Records from a data collection
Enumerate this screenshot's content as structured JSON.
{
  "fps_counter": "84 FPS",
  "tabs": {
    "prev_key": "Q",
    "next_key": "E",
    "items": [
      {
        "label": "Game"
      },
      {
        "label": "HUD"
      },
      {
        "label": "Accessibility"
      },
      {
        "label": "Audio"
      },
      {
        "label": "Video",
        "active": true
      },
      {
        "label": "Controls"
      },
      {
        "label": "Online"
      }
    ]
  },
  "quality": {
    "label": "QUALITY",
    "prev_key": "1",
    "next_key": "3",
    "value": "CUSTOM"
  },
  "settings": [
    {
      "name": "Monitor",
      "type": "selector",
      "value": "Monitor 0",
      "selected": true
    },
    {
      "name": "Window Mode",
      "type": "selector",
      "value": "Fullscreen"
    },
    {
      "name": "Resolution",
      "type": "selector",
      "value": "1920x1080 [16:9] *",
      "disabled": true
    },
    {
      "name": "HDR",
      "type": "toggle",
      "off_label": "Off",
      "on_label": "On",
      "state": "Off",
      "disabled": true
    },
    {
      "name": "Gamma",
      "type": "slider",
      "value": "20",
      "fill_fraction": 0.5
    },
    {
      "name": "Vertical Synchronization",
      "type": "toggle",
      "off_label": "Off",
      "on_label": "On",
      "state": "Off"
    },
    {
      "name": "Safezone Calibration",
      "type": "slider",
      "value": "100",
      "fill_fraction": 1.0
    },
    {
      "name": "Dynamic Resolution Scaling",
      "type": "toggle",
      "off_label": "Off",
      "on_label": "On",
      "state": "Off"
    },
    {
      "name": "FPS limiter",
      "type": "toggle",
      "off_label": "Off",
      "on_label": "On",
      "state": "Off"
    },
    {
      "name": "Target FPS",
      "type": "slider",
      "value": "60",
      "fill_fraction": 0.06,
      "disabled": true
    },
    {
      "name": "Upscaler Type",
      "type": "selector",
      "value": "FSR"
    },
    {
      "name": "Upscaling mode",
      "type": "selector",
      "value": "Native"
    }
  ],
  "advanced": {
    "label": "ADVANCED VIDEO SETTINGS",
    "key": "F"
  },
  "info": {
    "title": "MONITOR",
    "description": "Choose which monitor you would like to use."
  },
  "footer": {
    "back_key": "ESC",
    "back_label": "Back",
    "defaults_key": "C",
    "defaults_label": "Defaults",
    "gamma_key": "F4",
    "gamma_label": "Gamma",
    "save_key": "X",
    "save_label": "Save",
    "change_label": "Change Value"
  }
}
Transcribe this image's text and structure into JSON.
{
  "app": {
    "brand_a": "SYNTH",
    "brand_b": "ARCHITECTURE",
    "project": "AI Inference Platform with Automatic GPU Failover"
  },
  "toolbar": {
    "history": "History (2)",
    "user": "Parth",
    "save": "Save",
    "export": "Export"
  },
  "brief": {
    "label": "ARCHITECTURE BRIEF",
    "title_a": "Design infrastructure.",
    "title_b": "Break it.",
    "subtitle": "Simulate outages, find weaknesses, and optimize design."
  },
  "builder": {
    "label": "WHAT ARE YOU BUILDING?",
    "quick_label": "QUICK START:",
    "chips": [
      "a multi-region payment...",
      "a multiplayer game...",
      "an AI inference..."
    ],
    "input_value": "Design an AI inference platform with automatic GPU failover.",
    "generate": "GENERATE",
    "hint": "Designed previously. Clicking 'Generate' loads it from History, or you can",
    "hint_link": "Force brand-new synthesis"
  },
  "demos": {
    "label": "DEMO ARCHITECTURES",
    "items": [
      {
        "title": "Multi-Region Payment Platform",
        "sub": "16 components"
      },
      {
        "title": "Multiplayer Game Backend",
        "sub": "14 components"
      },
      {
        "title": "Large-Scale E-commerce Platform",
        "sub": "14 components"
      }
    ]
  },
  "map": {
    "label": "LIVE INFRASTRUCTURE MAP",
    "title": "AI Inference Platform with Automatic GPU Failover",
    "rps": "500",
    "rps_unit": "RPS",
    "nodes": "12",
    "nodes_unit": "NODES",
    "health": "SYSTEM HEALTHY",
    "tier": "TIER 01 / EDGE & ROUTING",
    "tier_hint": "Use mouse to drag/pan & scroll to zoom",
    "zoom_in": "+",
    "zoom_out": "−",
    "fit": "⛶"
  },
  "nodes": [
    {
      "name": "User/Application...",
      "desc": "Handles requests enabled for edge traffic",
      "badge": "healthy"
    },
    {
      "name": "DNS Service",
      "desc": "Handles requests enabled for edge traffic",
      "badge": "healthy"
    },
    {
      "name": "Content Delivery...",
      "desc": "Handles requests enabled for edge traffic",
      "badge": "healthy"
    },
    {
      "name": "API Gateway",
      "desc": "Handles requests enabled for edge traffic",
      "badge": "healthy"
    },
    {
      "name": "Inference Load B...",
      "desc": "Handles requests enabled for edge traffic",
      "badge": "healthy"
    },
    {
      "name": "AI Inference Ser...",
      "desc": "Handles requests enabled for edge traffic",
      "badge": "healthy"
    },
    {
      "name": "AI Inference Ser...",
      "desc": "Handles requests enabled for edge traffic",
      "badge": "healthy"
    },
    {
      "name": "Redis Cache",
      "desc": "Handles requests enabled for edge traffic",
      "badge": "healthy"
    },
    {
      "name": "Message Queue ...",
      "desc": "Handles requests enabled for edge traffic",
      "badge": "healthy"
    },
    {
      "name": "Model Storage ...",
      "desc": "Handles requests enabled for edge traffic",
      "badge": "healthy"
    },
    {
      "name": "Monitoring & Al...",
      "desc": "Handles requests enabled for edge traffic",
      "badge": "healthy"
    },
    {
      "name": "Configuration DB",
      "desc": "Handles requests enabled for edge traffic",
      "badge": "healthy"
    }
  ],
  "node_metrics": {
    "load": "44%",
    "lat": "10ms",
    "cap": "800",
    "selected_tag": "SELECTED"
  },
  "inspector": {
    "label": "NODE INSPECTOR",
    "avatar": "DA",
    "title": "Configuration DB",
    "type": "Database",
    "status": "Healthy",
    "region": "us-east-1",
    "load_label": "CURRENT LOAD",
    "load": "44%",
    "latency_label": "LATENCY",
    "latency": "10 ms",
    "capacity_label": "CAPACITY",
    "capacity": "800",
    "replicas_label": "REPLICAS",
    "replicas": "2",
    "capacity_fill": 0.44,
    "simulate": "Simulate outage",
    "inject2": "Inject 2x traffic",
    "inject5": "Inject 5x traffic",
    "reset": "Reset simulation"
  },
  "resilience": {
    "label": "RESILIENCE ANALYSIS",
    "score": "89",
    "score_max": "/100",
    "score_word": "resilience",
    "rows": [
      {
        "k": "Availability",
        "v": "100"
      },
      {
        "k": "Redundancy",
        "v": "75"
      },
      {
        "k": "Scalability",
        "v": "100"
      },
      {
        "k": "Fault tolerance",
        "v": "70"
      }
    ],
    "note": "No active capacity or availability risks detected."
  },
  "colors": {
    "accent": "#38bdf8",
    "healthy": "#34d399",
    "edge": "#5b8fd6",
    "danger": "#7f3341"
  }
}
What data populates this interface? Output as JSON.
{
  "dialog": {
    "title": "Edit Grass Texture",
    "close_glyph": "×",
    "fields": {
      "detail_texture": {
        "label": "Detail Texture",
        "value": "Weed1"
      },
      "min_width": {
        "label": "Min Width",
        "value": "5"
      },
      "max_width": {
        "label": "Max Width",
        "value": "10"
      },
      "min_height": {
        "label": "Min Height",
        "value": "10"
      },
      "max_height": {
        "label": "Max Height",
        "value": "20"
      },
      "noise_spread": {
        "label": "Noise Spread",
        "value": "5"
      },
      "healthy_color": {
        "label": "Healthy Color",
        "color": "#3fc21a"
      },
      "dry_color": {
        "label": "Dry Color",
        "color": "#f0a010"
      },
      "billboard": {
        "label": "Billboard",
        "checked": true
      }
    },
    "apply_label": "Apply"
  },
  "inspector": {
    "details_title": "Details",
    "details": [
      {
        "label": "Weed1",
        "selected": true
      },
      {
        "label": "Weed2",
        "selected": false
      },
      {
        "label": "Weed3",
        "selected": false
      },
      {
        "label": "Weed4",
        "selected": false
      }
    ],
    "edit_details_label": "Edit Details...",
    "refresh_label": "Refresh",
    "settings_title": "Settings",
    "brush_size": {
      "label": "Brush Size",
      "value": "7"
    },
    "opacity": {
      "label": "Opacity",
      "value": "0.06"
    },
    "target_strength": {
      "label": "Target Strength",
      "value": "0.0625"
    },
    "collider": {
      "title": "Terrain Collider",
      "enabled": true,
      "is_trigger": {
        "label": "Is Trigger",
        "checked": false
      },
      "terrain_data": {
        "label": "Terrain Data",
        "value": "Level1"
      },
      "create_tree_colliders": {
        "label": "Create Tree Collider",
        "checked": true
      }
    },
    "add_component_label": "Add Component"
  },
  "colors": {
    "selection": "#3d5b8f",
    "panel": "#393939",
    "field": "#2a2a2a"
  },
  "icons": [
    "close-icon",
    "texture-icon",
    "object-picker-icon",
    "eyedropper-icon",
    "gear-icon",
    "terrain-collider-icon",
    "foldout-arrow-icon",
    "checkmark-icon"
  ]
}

* DIRECTIVE:
Working from the listing above, pick out every line that has "Simulate" and copy it.

* TASK OUTPUT:
    "subtitle": "Simulate outages, find weaknesses, and optimize design."
    "simulate": "Simulate outage",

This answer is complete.